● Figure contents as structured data
— Start —
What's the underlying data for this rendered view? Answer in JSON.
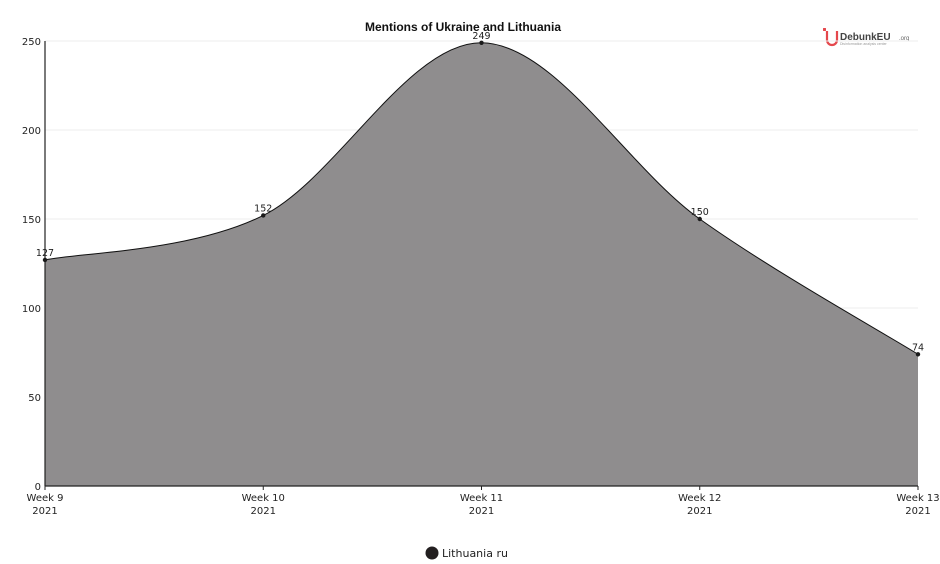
{
  "chart_data": {
    "type": "area",
    "title": "Mentions of Ukraine and Lithuania",
    "categories": [
      {
        "week": "Week 9",
        "year": "2021"
      },
      {
        "week": "Week 10",
        "year": "2021"
      },
      {
        "week": "Week 11",
        "year": "2021"
      },
      {
        "week": "Week 12",
        "year": "2021"
      },
      {
        "week": "Week 13",
        "year": "2021"
      }
    ],
    "series": [
      {
        "name": "Lithuania ru",
        "values": [
          127,
          152,
          249,
          150,
          74
        ],
        "color": "#8f8d8e",
        "marker_color": "#1a1a1a"
      }
    ],
    "ylim": [
      0,
      250
    ],
    "yticks": [
      0,
      50,
      100,
      150,
      200,
      250
    ],
    "grid": true,
    "legend_position": "bottom-center"
  },
  "branding": {
    "logo_text": "DebunkEU",
    "logo_suffix": ".org",
    "logo_tagline": "Disinformation analysis center",
    "logo_color": "#e5484d"
  }
}
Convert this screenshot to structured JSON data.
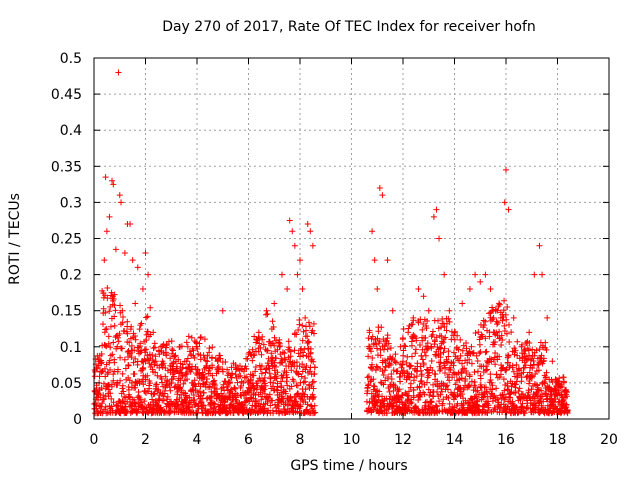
{
  "chart_data": {
    "type": "scatter",
    "title": "Day 270 of 2017, Rate Of TEC Index for receiver hofn",
    "xlabel": "GPS time / hours",
    "ylabel": "ROTI / TECUs",
    "xlim": [
      0,
      20
    ],
    "ylim": [
      0,
      0.5
    ],
    "x_ticks": [
      "0",
      "2",
      "4",
      "6",
      "8",
      "10",
      "12",
      "14",
      "16",
      "18",
      "20"
    ],
    "y_ticks": [
      "0",
      "0.05",
      "0.1",
      "0.15",
      "0.2",
      "0.25",
      "0.3",
      "0.35",
      "0.4",
      "0.45",
      "0.5"
    ],
    "grid": true,
    "marker": "plus",
    "color": "#ff0000",
    "observed_ranges_hours": [
      [
        0,
        8.6
      ],
      [
        10.6,
        18.4
      ]
    ],
    "series": [
      {
        "name": "",
        "x": [
          0.95,
          0.45,
          0.7,
          0.75,
          1.0,
          1.05,
          0.6,
          1.3,
          1.4,
          0.5,
          0.85,
          0.4,
          1.2,
          1.5,
          1.7,
          2.0,
          2.1,
          1.9,
          1.6,
          0.3,
          2.3,
          2.6,
          2.8,
          3.2,
          3.6,
          4.0,
          4.2,
          4.5,
          4.8,
          5.0,
          5.3,
          5.6,
          6.0,
          6.4,
          6.7,
          7.0,
          7.3,
          7.5,
          7.6,
          7.7,
          7.8,
          7.9,
          8.0,
          8.1,
          8.2,
          8.3,
          8.4,
          8.5,
          0.2,
          0.1,
          1.1,
          1.8,
          2.4,
          3.0,
          3.4,
          3.8,
          4.6,
          5.8,
          6.2,
          6.9,
          7.2,
          8.45,
          10.8,
          10.9,
          11.1,
          11.2,
          11.4,
          11.6,
          11.9,
          12.2,
          12.4,
          12.6,
          12.8,
          13.0,
          13.2,
          13.3,
          13.4,
          13.6,
          13.8,
          14.0,
          14.3,
          14.6,
          14.8,
          15.0,
          15.2,
          15.4,
          15.6,
          15.8,
          15.95,
          16.0,
          16.1,
          16.3,
          16.6,
          16.9,
          17.1,
          17.3,
          17.4,
          17.6,
          17.8,
          18.0,
          18.3,
          10.7,
          11.0,
          12.0,
          13.1,
          14.5,
          15.5,
          16.5,
          17.0,
          18.2
        ],
        "y": [
          0.48,
          0.335,
          0.33,
          0.325,
          0.31,
          0.3,
          0.28,
          0.27,
          0.27,
          0.26,
          0.235,
          0.22,
          0.23,
          0.22,
          0.21,
          0.23,
          0.2,
          0.18,
          0.16,
          0.09,
          0.12,
          0.1,
          0.09,
          0.07,
          0.08,
          0.1,
          0.06,
          0.07,
          0.08,
          0.15,
          0.06,
          0.07,
          0.09,
          0.12,
          0.15,
          0.16,
          0.2,
          0.18,
          0.275,
          0.26,
          0.24,
          0.2,
          0.22,
          0.18,
          0.14,
          0.27,
          0.26,
          0.24,
          0.05,
          0.03,
          0.15,
          0.13,
          0.08,
          0.05,
          0.04,
          0.05,
          0.06,
          0.05,
          0.06,
          0.08,
          0.1,
          0.12,
          0.26,
          0.22,
          0.32,
          0.31,
          0.22,
          0.15,
          0.1,
          0.12,
          0.14,
          0.18,
          0.17,
          0.15,
          0.28,
          0.29,
          0.25,
          0.2,
          0.15,
          0.12,
          0.16,
          0.18,
          0.2,
          0.19,
          0.2,
          0.18,
          0.15,
          0.14,
          0.3,
          0.345,
          0.29,
          0.14,
          0.1,
          0.12,
          0.2,
          0.24,
          0.2,
          0.14,
          0.08,
          0.05,
          0.04,
          0.12,
          0.18,
          0.08,
          0.1,
          0.09,
          0.15,
          0.07,
          0.06,
          0.03
        ]
      }
    ]
  }
}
— End —
● What the task requires
Print out the lines exactly, skipping any picture.

● Correct output
What's the underlying data for this rendered view? Answer in JSON.
{
  "chart_data": {
    "type": "area",
    "title": "Mentions of Ukraine and Lithuania",
    "categories": [
      {
        "week": "Week 9",
        "year": "2021"
      },
      {
        "week": "Week 10",
        "year": "2021"
      },
      {
        "week": "Week 11",
        "year": "2021"
      },
      {
        "week": "Week 12",
        "year": "2021"
      },
      {
        "week": "Week 13",
        "year": "2021"
      }
    ],
    "series": [
      {
        "name": "Lithuania ru",
        "values": [
          127,
          152,
          249,
          150,
          74
        ],
        "color": "#8f8d8e",
        "marker_color": "#1a1a1a"
      }
    ],
    "ylim": [
      0,
      250
    ],
    "yticks": [
      0,
      50,
      100,
      150,
      200,
      250
    ],
    "grid": true,
    "legend_position": "bottom-center"
  },
  "branding": {
    "logo_text": "DebunkEU",
    "logo_suffix": ".org",
    "logo_tagline": "Disinformation analysis center",
    "logo_color": "#e5484d"
  }
}
Convert this screenshot to structured JSON data.
{
  "chart_data": {
    "type": "scatter",
    "title": "Day 270 of 2017, Rate Of TEC Index for receiver hofn",
    "xlabel": "GPS time / hours",
    "ylabel": "ROTI / TECUs",
    "xlim": [
      0,
      20
    ],
    "ylim": [
      0,
      0.5
    ],
    "x_ticks": [
      "0",
      "2",
      "4",
      "6",
      "8",
      "10",
      "12",
      "14",
      "16",
      "18",
      "20"
    ],
    "y_ticks": [
      "0",
      "0.05",
      "0.1",
      "0.15",
      "0.2",
      "0.25",
      "0.3",
      "0.35",
      "0.4",
      "0.45",
      "0.5"
    ],
    "grid": true,
    "marker": "plus",
    "color": "#ff0000",
    "observed_ranges_hours": [
      [
        0,
        8.6
      ],
      [
        10.6,
        18.4
      ]
    ],
    "series": [
      {
        "name": "",
        "x": [
          0.95,
          0.45,
          0.7,
          0.75,
          1.0,
          1.05,
          0.6,
          1.3,
          1.4,
          0.5,
          0.85,
          0.4,
          1.2,
          1.5,
          1.7,
          2.0,
          2.1,
          1.9,
          1.6,
          0.3,
          2.3,
          2.6,
          2.8,
          3.2,
          3.6,
          4.0,
          4.2,
          4.5,
          4.8,
          5.0,
          5.3,
          5.6,
          6.0,
          6.4,
          6.7,
          7.0,
          7.3,
          7.5,
          7.6,
          7.7,
          7.8,
          7.9,
          8.0,
          8.1,
          8.2,
          8.3,
          8.4,
          8.5,
          0.2,
          0.1,
          1.1,
          1.8,
          2.4,
          3.0,
          3.4,
          3.8,
          4.6,
          5.8,
          6.2,
          6.9,
          7.2,
          8.45,
          10.8,
          10.9,
          11.1,
          11.2,
          11.4,
          11.6,
          11.9,
          12.2,
          12.4,
          12.6,
          12.8,
          13.0,
          13.2,
          13.3,
          13.4,
          13.6,
          13.8,
          14.0,
          14.3,
          14.6,
          14.8,
          15.0,
          15.2,
          15.4,
          15.6,
          15.8,
          15.95,
          16.0,
          16.1,
          16.3,
          16.6,
          16.9,
          17.1,
          17.3,
          17.4,
          17.6,
          17.8,
          18.0,
          18.3,
          10.7,
          11.0,
          12.0,
          13.1,
          14.5,
          15.5,
          16.5,
          17.0,
          18.2
        ],
        "y": [
          0.48,
          0.335,
          0.33,
          0.325,
          0.31,
          0.3,
          0.28,
          0.27,
          0.27,
          0.26,
          0.235,
          0.22,
          0.23,
          0.22,
          0.21,
          0.23,
          0.2,
          0.18,
          0.16,
          0.09,
          0.12,
          0.1,
          0.09,
          0.07,
          0.08,
          0.1,
          0.06,
          0.07,
          0.08,
          0.15,
          0.06,
          0.07,
          0.09,
          0.12,
          0.15,
          0.16,
          0.2,
          0.18,
          0.275,
          0.26,
          0.24,
          0.2,
          0.22,
          0.18,
          0.14,
          0.27,
          0.26,
          0.24,
          0.05,
          0.03,
          0.15,
          0.13,
          0.08,
          0.05,
          0.04,
          0.05,
          0.06,
          0.05,
          0.06,
          0.08,
          0.1,
          0.12,
          0.26,
          0.22,
          0.32,
          0.31,
          0.22,
          0.15,
          0.1,
          0.12,
          0.14,
          0.18,
          0.17,
          0.15,
          0.28,
          0.29,
          0.25,
          0.2,
          0.15,
          0.12,
          0.16,
          0.18,
          0.2,
          0.19,
          0.2,
          0.18,
          0.15,
          0.14,
          0.3,
          0.345,
          0.29,
          0.14,
          0.1,
          0.12,
          0.2,
          0.24,
          0.2,
          0.14,
          0.08,
          0.05,
          0.04,
          0.12,
          0.18,
          0.08,
          0.1,
          0.09,
          0.15,
          0.07,
          0.06,
          0.03
        ]
      }
    ]
  }
}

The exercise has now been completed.